* _What you should do_:
Locate each line with the string "color" in the listing below and copy it.

+++ Exercise input

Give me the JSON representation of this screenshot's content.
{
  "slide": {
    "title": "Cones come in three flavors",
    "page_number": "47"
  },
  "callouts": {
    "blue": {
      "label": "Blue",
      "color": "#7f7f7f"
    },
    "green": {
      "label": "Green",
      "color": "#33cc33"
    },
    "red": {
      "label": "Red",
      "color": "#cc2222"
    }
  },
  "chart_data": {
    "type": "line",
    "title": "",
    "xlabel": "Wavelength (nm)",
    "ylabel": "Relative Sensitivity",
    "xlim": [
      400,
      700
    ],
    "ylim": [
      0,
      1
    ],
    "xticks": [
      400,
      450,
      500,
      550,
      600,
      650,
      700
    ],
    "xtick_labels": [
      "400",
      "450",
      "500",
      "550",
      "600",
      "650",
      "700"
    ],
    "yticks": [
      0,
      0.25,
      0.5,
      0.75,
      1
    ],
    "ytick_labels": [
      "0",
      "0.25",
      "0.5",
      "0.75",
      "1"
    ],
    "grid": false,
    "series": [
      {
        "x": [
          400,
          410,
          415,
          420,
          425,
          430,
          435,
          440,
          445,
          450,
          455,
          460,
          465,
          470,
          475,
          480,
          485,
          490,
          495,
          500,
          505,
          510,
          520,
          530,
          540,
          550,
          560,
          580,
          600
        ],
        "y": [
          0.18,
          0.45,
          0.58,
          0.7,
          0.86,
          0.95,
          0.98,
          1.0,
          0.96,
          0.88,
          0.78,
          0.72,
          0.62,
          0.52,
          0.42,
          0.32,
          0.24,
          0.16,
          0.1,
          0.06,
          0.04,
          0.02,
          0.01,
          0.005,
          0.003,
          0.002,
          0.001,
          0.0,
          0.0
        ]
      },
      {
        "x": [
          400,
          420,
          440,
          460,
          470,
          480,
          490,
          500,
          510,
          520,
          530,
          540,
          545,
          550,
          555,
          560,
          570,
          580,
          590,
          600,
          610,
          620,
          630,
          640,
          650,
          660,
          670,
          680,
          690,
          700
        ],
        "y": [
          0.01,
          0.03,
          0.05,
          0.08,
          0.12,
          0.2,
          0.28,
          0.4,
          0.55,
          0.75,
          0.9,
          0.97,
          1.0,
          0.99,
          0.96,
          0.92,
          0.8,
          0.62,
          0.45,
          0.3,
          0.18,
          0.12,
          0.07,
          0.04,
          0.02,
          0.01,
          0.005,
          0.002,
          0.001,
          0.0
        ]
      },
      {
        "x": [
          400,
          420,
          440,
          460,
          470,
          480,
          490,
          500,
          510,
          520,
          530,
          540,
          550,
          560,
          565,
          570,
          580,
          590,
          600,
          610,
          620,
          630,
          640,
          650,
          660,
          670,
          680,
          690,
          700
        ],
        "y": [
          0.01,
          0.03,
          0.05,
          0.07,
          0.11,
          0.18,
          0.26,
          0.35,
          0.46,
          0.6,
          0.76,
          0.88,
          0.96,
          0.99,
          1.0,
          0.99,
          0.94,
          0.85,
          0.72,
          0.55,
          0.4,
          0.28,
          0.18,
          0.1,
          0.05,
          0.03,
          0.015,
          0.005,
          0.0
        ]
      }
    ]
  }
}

++++++

* _Exercise answer_:
      "color": "#7f7f7f"
      "color": "#33cc33"
      "color": "#cc2222"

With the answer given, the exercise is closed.